### Exercise objective
Copy every record below exactly as written, but leave out the pictures.

### Dataset extract
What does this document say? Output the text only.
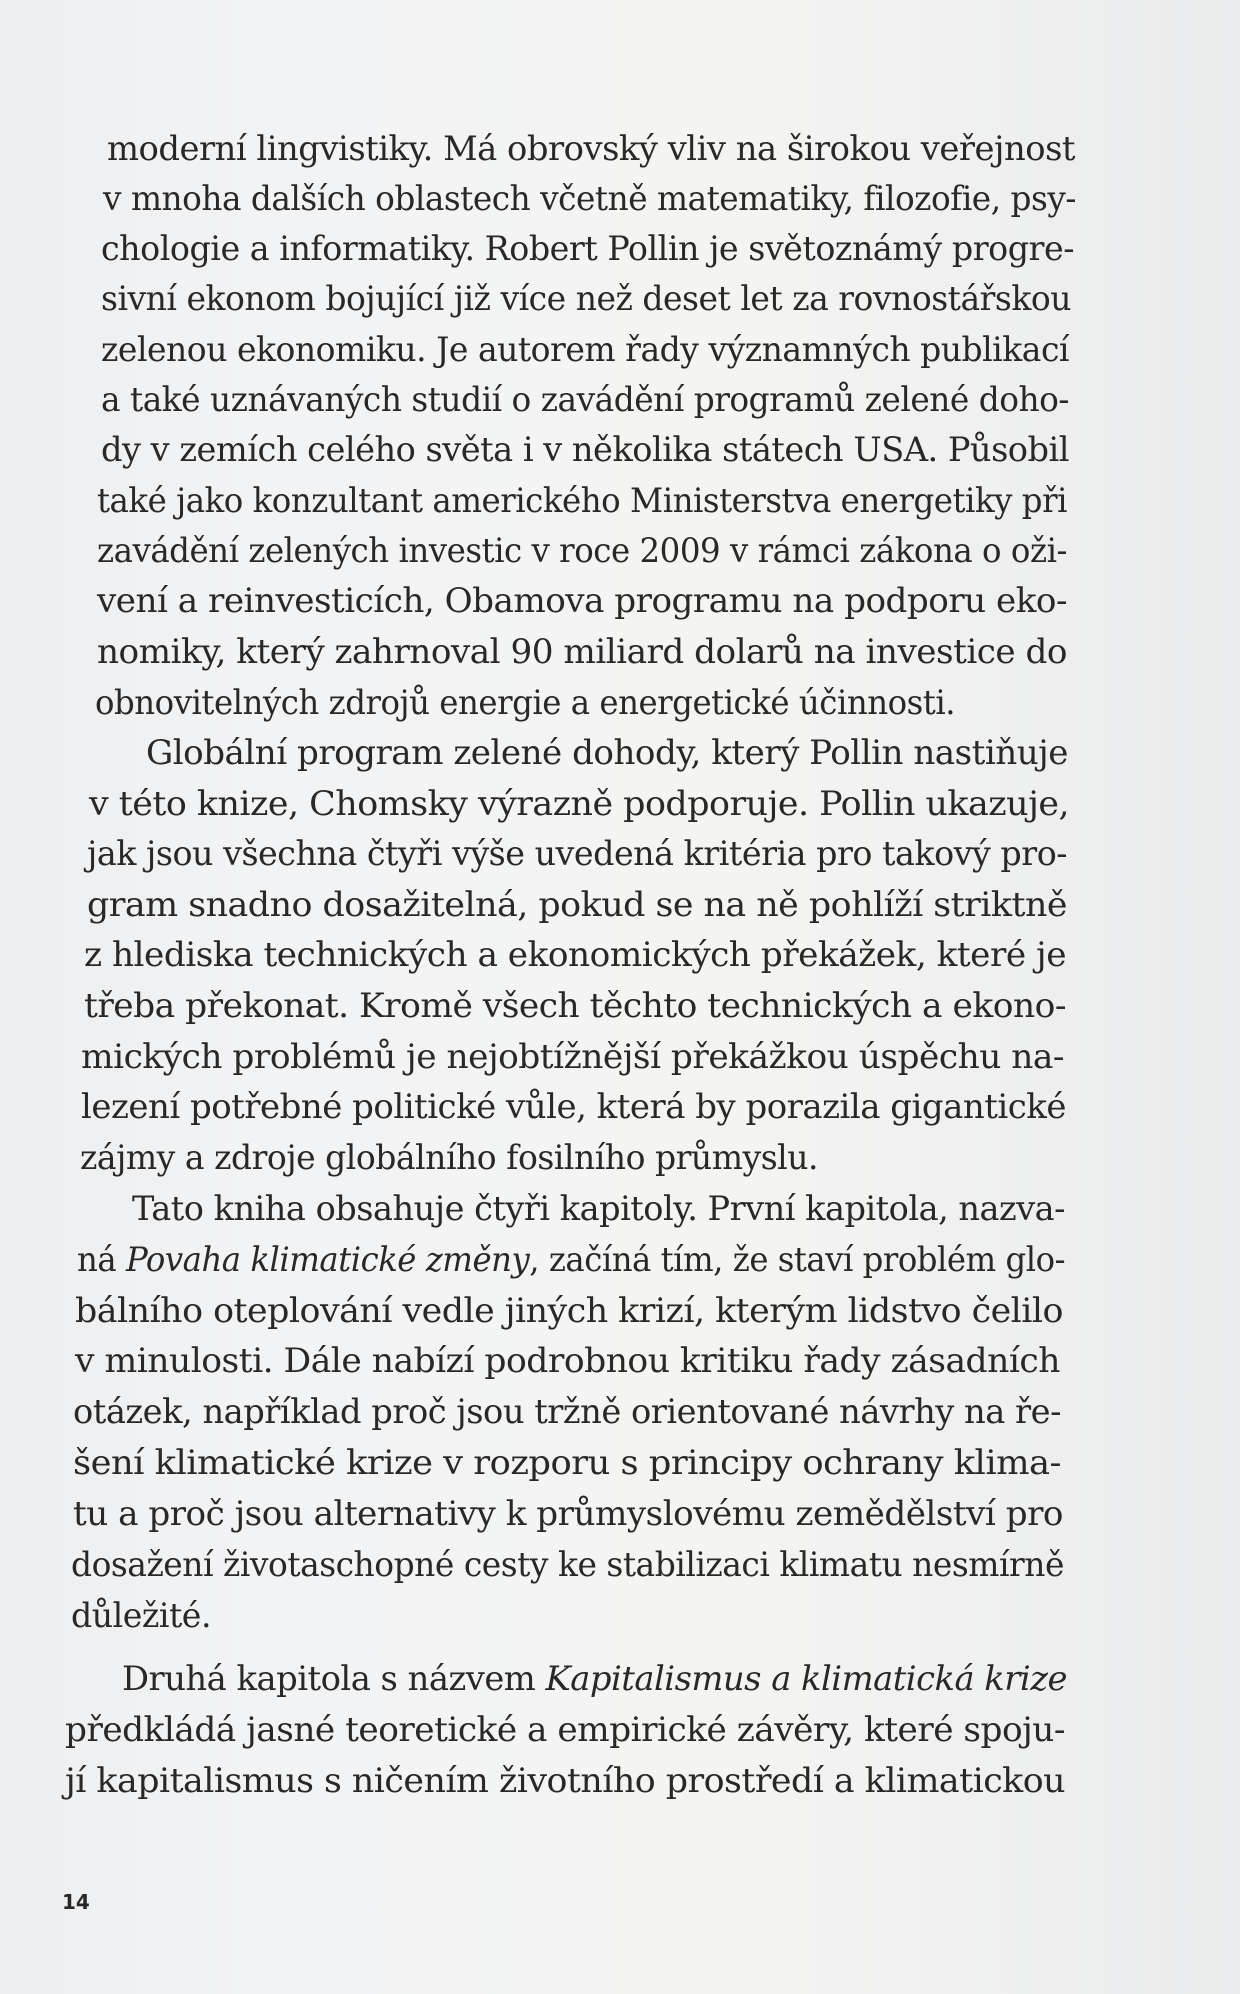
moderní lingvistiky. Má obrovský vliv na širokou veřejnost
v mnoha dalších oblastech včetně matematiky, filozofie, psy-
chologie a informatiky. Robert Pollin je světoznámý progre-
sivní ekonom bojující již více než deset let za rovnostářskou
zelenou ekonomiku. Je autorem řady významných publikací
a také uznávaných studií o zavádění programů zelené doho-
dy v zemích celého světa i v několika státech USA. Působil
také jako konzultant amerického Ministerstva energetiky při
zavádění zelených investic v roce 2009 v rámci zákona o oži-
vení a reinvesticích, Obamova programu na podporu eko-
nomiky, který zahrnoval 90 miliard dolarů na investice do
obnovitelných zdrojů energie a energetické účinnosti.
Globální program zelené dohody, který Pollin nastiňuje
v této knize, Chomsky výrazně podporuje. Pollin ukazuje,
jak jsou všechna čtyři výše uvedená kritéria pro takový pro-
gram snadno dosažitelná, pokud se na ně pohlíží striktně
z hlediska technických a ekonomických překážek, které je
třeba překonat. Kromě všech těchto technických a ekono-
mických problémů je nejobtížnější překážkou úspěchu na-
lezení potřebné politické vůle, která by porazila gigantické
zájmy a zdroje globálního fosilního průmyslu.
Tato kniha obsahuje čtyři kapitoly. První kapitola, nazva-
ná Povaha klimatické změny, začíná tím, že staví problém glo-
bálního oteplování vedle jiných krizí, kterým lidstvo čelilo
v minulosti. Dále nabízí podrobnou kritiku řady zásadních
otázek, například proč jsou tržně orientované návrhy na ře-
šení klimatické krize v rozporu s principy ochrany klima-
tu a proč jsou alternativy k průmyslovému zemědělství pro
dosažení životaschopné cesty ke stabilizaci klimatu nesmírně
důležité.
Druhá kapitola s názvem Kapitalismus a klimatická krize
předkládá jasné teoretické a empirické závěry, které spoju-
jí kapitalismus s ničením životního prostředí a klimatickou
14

### Result
What does this document say? Output the text only.
moderní lingvistiky. Má obrovský vliv na širokou veřejnost
v mnoha dalších oblastech včetně matematiky, filozofie, psy-
chologie a informatiky. Robert Pollin je světoznámý progre-
sivní ekonom bojující již více než deset let za rovnostářskou
zelenou ekonomiku. Je autorem řady významných publikací
a také uznávaných studií o zavádění programů zelené doho-
dy v zemích celého světa i v několika státech USA. Působil
také jako konzultant amerického Ministerstva energetiky při
zavádění zelených investic v roce 2009 v rámci zákona o oži-
vení a reinvesticích, Obamova programu na podporu eko-
nomiky, který zahrnoval 90 miliard dolarů na investice do
obnovitelných zdrojů energie a energetické účinnosti.
Globální program zelené dohody, který Pollin nastiňuje
v této knize, Chomsky výrazně podporuje. Pollin ukazuje,
jak jsou všechna čtyři výše uvedená kritéria pro takový pro-
gram snadno dosažitelná, pokud se na ně pohlíží striktně
z hlediska technických a ekonomických překážek, které je
třeba překonat. Kromě všech těchto technických a ekono-
mických problémů je nejobtížnější překážkou úspěchu na-
lezení potřebné politické vůle, která by porazila gigantické
zájmy a zdroje globálního fosilního průmyslu.
Tato kniha obsahuje čtyři kapitoly. První kapitola, nazva-
ná Povaha klimatické změny, začíná tím, že staví problém glo-
bálního oteplování vedle jiných krizí, kterým lidstvo čelilo
v minulosti. Dále nabízí podrobnou kritiku řady zásadních
otázek, například proč jsou tržně orientované návrhy na ře-
šení klimatické krize v rozporu s principy ochrany klima-
tu a proč jsou alternativy k průmyslovému zemědělství pro
dosažení životaschopné cesty ke stabilizaci klimatu nesmírně
důležité.
Druhá kapitola s názvem Kapitalismus a klimatická krize
předkládá jasné teoretické a empirické závěry, které spoju-
jí kapitalismus s ničením životního prostředí a klimatickou
14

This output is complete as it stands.